### Passage provided
+++
The mesh module 20 is configured to obtain the location of a plurality of meshpoints of a mesh through the geologic volume of interest. The mesh and/or the locations of the meshpoints may be stored by mesh module 20 to electronic storage 12. The locations of the meshpoints may be specified by coordinates (e.g., three-dimensional coordinates). In one embodiment, mesh module 20 is configured to generate the mesh by determining the locations of the meshpoints. In one embodiment, mesh module 20 obtains the mesh with the locations of the meshpoints from a source external to processor 18 (e.g., from one of information resources 16, from a user via user interface 14, etc.).

The mesh obtained by mesh module 20 includes coarse meshpoints and fine meshpoints. The coarse meshpoints are distributed through the geologic volume of interest less densely than the fine meshpoints. In one embodiment, the fine meshpoints are distributed at regular intervals between the coarse meshpoints.
+++
### Raw data
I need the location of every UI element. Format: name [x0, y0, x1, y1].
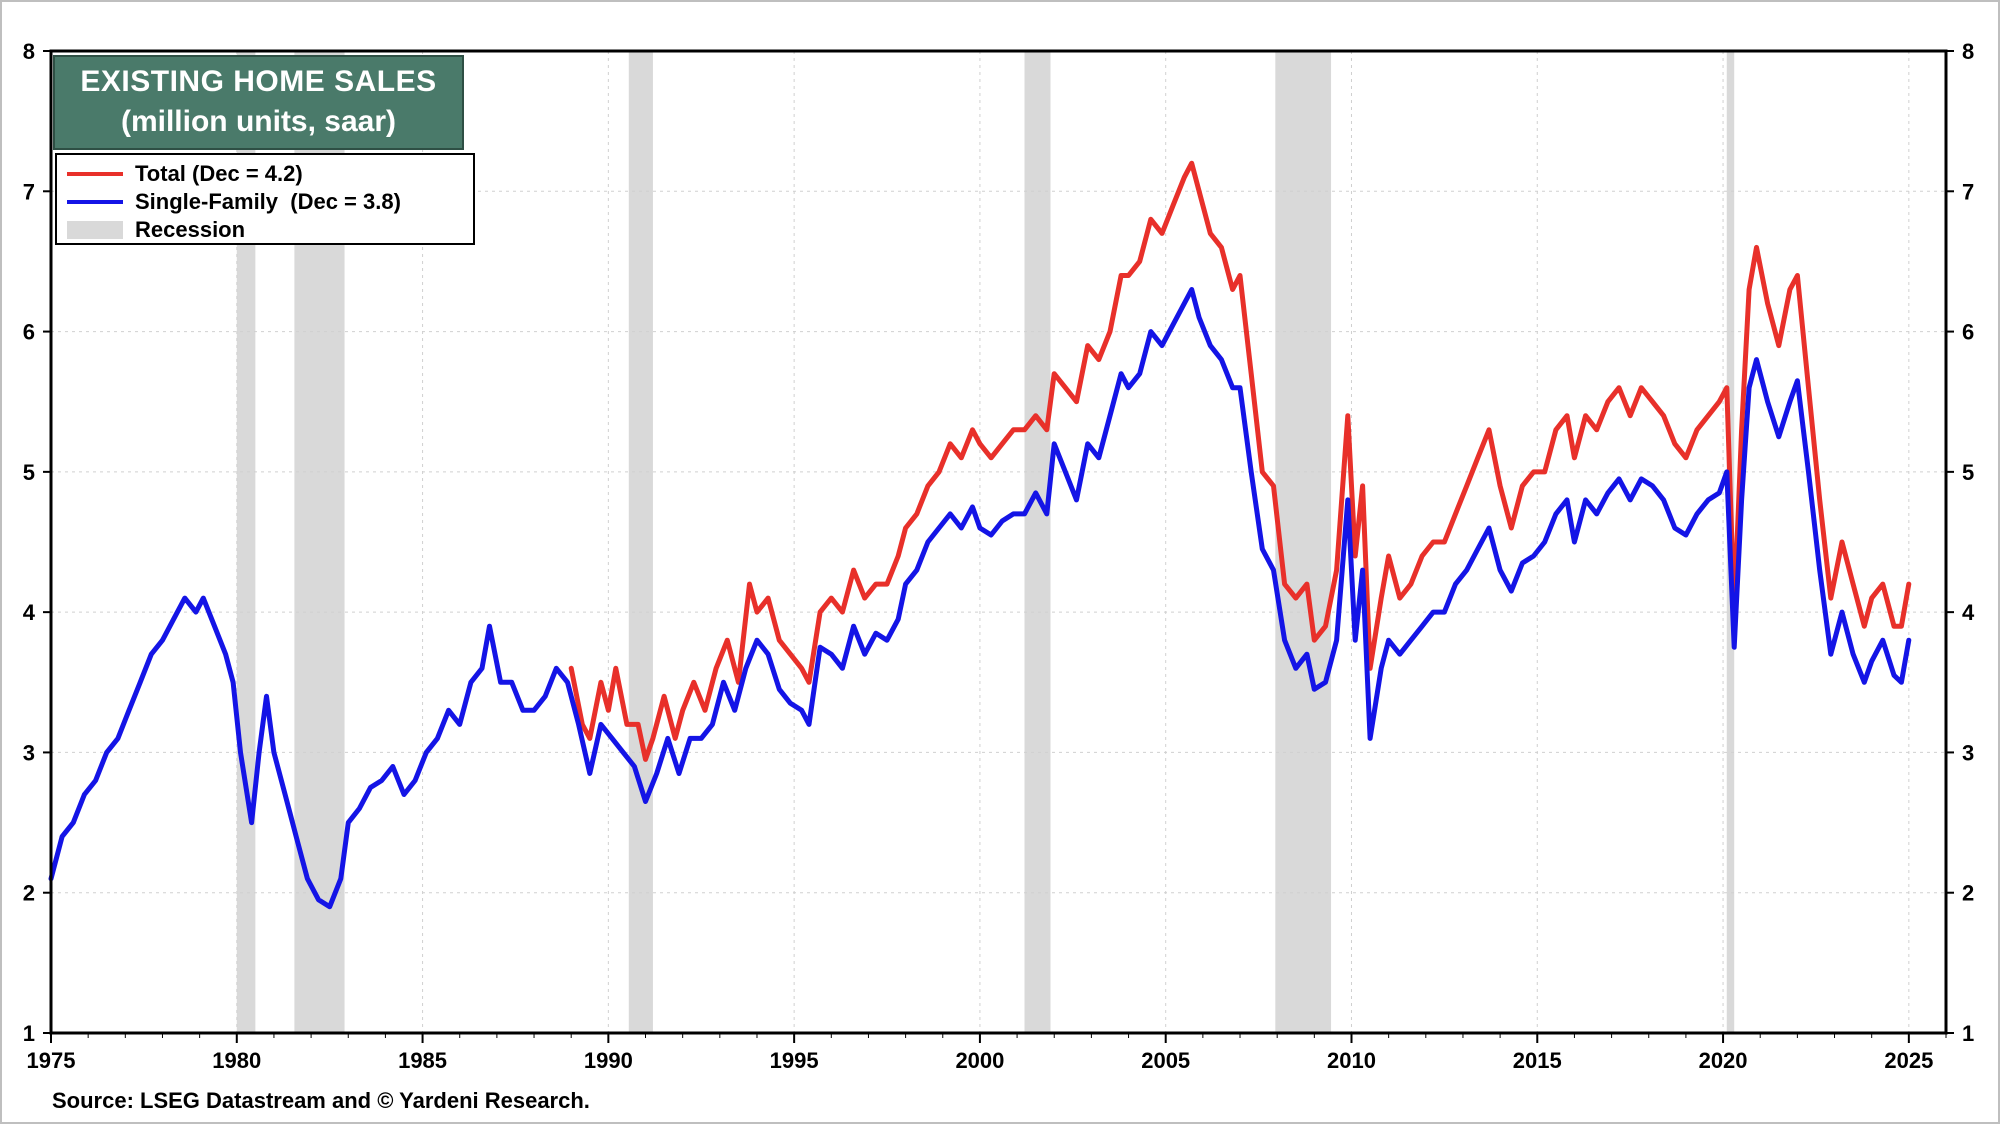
+++
### Task requirements
Decide whether each statement below agrees with the passage on mesh module 20 above. Answer yes or no for each, and quote the words from the passage that decide it.
1. The coarse meshpoints are distributed through the geologic volume of interest more densely than the fine meshpoints.
2. The locations of the meshpoints may be given as three-dimensional coordinates.
3. In one embodiment, mesh module 20 can receive the mesh from a user through user interface 14.

### Expected answer
1. No: "The coarse meshpoints are distributed through the geologic volume of interest less densely than the fine meshpoints."
2. Yes: "The locations of the meshpoints may be specified by coordinates (e.g., three-dimensional coordinates)."
3. Yes: "In one embodiment, mesh module 20 obtains the mesh with the locations of the meshpoints from a source external to processor 18 (e.g., from one of information resources 16, from a user via user interface 14, etc.)."